[Extracted data entries]
-=-=-=-=-
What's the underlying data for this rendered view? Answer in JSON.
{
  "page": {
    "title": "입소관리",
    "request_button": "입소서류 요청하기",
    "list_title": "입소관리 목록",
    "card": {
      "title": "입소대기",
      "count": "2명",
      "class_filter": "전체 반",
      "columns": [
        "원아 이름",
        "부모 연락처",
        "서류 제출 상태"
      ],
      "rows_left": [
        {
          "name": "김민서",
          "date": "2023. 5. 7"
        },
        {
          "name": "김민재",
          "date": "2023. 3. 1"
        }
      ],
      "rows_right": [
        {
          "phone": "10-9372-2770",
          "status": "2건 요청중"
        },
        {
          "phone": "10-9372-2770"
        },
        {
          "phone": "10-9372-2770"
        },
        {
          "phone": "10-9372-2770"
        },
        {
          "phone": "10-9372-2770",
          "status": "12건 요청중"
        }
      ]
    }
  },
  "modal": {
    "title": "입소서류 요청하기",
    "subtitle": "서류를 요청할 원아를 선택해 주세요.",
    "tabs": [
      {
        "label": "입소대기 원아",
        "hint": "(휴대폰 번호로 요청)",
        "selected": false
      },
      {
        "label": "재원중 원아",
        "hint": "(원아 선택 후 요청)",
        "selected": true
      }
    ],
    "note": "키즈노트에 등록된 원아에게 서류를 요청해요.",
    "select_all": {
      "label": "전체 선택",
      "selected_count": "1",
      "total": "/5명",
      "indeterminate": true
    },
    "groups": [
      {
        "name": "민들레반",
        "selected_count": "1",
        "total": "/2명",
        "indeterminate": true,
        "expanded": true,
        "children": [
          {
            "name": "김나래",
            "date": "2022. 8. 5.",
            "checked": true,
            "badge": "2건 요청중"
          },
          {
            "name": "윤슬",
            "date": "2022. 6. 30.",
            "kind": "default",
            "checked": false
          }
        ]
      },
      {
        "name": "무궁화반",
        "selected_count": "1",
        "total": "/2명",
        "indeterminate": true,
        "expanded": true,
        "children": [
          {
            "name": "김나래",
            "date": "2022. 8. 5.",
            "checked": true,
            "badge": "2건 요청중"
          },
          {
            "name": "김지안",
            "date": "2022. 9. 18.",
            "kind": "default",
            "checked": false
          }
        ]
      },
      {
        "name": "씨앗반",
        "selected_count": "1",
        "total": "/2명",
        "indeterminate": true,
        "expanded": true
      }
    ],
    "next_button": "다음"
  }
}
-=-=-=-=-
*Given problem*: In the entries above, count each line that holds "name". Give the total and nothing else.

*Answer to the task*: 9